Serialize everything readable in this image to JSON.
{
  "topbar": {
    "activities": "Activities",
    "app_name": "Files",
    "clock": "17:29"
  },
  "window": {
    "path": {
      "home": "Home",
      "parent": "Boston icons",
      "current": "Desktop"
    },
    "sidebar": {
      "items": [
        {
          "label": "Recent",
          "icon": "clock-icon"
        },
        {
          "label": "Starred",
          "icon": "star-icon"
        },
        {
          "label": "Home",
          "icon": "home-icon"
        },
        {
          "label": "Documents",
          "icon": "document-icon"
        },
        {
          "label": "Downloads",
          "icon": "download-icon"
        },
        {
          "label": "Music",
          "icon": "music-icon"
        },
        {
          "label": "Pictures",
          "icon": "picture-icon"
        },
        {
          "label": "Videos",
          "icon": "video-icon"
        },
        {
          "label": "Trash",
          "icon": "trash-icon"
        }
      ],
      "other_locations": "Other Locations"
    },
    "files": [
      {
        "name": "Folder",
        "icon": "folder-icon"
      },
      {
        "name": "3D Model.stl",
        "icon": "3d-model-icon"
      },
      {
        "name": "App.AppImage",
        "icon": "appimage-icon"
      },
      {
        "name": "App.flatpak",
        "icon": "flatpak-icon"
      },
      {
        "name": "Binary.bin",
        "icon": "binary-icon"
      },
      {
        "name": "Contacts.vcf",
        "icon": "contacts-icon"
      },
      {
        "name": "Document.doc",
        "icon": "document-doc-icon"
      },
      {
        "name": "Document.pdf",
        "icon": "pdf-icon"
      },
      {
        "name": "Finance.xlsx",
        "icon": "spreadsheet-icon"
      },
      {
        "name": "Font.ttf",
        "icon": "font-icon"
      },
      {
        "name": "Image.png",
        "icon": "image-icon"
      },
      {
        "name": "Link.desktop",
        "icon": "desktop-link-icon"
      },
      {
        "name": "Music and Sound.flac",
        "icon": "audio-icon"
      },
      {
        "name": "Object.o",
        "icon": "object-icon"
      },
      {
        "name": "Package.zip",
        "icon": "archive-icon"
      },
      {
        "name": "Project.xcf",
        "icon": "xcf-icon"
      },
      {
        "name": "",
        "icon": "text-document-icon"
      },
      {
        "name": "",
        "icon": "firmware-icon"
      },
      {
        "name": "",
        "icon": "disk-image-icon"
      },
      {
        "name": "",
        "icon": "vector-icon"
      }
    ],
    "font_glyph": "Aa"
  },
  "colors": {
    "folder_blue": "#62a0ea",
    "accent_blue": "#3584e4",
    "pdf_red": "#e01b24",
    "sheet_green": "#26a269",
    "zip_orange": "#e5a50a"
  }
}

What to produce
Copy out the whole listing exactly as written.

Task response
Serialize everything readable in this image to JSON.
{
  "topbar": {
    "activities": "Activities",
    "app_name": "Files",
    "clock": "17:29"
  },
  "window": {
    "path": {
      "home": "Home",
      "parent": "Boston icons",
      "current": "Desktop"
    },
    "sidebar": {
      "items": [
        {
          "label": "Recent",
          "icon": "clock-icon"
        },
        {
          "label": "Starred",
          "icon": "star-icon"
        },
        {
          "label": "Home",
          "icon": "home-icon"
        },
        {
          "label": "Documents",
          "icon": "document-icon"
        },
        {
          "label": "Downloads",
          "icon": "download-icon"
        },
        {
          "label": "Music",
          "icon": "music-icon"
        },
        {
          "label": "Pictures",
          "icon": "picture-icon"
        },
        {
          "label": "Videos",
          "icon": "video-icon"
        },
        {
          "label": "Trash",
          "icon": "trash-icon"
        }
      ],
      "other_locations": "Other Locations"
    },
    "files": [
      {
        "name": "Folder",
        "icon": "folder-icon"
      },
      {
        "name": "3D Model.stl",
        "icon": "3d-model-icon"
      },
      {
        "name": "App.AppImage",
        "icon": "appimage-icon"
      },
      {
        "name": "App.flatpak",
        "icon": "flatpak-icon"
      },
      {
        "name": "Binary.bin",
        "icon": "binary-icon"
      },
      {
        "name": "Contacts.vcf",
        "icon": "contacts-icon"
      },
      {
        "name": "Document.doc",
        "icon": "document-doc-icon"
      },
      {
        "name": "Document.pdf",
        "icon": "pdf-icon"
      },
      {
        "name": "Finance.xlsx",
        "icon": "spreadsheet-icon"
      },
      {
        "name": "Font.ttf",
        "icon": "font-icon"
      },
      {
        "name": "Image.png",
        "icon": "image-icon"
      },
      {
        "name": "Link.desktop",
        "icon": "desktop-link-icon"
      },
      {
        "name": "Music and Sound.flac",
        "icon": "audio-icon"
      },
      {
        "name": "Object.o",
        "icon": "object-icon"
      },
      {
        "name": "Package.zip",
        "icon": "archive-icon"
      },
      {
        "name": "Project.xcf",
        "icon": "xcf-icon"
      },
      {
        "name": "",
        "icon": "text-document-icon"
      },
      {
        "name": "",
        "icon": "firmware-icon"
      },
      {
        "name": "",
        "icon": "disk-image-icon"
      },
      {
        "name": "",
        "icon": "vector-icon"
      }
    ],
    "font_glyph": "Aa"
  },
  "colors": {
    "folder_blue": "#62a0ea",
    "accent_blue": "#3584e4",
    "pdf_red": "#e01b24",
    "sheet_green": "#26a269",
    "zip_orange": "#e5a50a"
  }
}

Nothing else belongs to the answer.